:: Task directions ::
List each line of the data that holds the string "Comunidad", please.

:: Data shown ::
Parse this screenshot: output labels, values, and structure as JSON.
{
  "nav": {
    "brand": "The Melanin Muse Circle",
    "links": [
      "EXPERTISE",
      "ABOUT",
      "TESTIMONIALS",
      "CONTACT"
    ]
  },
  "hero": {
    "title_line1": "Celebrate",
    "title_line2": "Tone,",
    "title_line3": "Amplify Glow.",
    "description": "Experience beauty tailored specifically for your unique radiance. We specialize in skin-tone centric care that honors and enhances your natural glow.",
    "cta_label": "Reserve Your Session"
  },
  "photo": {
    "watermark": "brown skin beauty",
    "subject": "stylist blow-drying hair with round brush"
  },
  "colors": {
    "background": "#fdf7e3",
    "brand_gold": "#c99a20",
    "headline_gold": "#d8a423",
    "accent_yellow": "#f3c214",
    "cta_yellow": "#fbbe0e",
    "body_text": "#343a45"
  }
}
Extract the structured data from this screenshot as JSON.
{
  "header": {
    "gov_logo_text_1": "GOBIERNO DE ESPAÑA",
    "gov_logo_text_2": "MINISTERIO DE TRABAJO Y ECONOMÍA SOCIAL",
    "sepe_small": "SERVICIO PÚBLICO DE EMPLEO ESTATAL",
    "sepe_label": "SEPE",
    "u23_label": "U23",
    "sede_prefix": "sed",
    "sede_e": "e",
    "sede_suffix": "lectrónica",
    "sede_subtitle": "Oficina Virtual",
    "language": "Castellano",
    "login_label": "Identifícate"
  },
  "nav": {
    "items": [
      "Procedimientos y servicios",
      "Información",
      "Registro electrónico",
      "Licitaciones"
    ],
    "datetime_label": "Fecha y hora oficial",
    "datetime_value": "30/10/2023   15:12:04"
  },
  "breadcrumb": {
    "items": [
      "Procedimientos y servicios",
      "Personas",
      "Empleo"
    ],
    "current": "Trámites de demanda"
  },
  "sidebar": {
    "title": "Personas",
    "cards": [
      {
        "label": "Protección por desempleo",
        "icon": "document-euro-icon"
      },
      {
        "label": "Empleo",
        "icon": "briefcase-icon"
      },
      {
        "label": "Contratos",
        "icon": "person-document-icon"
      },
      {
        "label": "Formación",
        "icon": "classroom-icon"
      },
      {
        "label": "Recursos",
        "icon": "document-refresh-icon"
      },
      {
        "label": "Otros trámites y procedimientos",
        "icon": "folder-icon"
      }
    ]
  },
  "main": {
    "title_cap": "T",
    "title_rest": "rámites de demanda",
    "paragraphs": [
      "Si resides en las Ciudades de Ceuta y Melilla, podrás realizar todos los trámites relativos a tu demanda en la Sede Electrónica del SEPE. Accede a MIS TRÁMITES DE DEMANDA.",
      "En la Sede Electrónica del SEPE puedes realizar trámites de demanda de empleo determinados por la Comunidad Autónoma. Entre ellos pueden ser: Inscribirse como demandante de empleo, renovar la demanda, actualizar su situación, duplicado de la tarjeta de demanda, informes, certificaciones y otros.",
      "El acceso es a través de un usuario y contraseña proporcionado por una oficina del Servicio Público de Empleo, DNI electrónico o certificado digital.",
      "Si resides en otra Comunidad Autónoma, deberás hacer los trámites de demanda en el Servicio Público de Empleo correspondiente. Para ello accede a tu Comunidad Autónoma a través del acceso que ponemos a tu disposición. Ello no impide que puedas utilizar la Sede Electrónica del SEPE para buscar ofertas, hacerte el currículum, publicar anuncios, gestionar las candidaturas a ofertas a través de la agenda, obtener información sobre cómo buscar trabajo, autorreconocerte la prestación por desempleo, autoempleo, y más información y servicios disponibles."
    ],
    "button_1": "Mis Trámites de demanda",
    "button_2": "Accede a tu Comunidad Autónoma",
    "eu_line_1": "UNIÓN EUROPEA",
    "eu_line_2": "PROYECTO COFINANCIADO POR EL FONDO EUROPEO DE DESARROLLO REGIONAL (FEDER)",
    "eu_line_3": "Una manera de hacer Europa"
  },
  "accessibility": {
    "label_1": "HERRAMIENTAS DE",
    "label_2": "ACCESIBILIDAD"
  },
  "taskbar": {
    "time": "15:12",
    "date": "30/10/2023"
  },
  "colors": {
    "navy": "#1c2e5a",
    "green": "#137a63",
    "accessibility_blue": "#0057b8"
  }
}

...

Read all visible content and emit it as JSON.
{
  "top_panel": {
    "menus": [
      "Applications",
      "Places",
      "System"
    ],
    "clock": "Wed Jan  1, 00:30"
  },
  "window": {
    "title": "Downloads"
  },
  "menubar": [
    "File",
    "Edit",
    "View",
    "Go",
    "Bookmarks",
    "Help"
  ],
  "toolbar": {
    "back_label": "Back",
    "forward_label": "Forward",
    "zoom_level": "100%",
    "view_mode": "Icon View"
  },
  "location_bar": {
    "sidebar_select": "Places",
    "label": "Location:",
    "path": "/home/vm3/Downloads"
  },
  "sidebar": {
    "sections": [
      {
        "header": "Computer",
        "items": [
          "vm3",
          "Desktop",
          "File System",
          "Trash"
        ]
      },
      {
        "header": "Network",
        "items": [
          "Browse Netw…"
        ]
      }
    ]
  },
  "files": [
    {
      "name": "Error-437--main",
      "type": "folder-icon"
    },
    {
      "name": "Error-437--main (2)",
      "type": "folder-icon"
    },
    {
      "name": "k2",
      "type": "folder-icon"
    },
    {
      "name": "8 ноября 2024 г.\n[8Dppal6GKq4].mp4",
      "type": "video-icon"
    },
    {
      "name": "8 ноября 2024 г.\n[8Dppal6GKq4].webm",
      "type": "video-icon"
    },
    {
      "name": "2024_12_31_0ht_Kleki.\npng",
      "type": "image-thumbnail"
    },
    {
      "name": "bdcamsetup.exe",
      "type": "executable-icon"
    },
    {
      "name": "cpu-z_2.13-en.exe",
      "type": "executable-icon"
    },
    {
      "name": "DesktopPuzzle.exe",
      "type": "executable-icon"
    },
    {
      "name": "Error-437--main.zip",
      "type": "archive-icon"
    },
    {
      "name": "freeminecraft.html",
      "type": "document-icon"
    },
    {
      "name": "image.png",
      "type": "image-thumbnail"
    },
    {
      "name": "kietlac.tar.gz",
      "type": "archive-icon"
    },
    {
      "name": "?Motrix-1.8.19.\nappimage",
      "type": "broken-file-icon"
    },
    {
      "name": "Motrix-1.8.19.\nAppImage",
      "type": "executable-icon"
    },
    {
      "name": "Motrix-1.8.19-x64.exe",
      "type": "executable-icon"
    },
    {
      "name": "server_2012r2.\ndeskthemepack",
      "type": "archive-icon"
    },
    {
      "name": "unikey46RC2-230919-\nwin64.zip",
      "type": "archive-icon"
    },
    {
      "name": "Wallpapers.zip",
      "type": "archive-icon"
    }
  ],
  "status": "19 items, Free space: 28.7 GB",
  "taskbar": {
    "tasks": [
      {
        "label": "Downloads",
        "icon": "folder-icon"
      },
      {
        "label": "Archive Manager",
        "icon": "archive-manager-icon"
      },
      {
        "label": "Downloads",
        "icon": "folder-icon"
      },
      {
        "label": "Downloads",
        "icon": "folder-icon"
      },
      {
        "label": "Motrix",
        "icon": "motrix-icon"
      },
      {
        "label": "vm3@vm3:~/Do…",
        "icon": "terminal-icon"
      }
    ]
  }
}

:: Written solution ::
      "En la Sede Electrónica del SEPE puedes realizar trámites de demanda de empleo determinados por la Comunidad Autónoma. Entre ellos pueden ser: Inscribirse como demandante de empleo, renovar la demanda, actualizar su situación, duplicado de la tarjeta de demanda, informes, certificaciones y otros.",
      "Si resides en otra Comunidad Autónoma, deberás hacer los trámites de demanda en el Servicio Público de Empleo correspondiente. Para ello accede a tu Comunidad Autónoma a través del acceso que ponemos a tu disposición. Ello no impide que puedas utilizar la Sede Electrónica del SEPE para buscar ofertas, hacerte el currículum, publicar anuncios, gestionar las candidaturas a ofertas a través de la agenda, obtener información sobre cómo buscar trabajo, autorreconocerte la prestación por desempleo, autoempleo, y más información y servicios disponibles."
    "button_2": "Accede a tu Comunidad Autónoma",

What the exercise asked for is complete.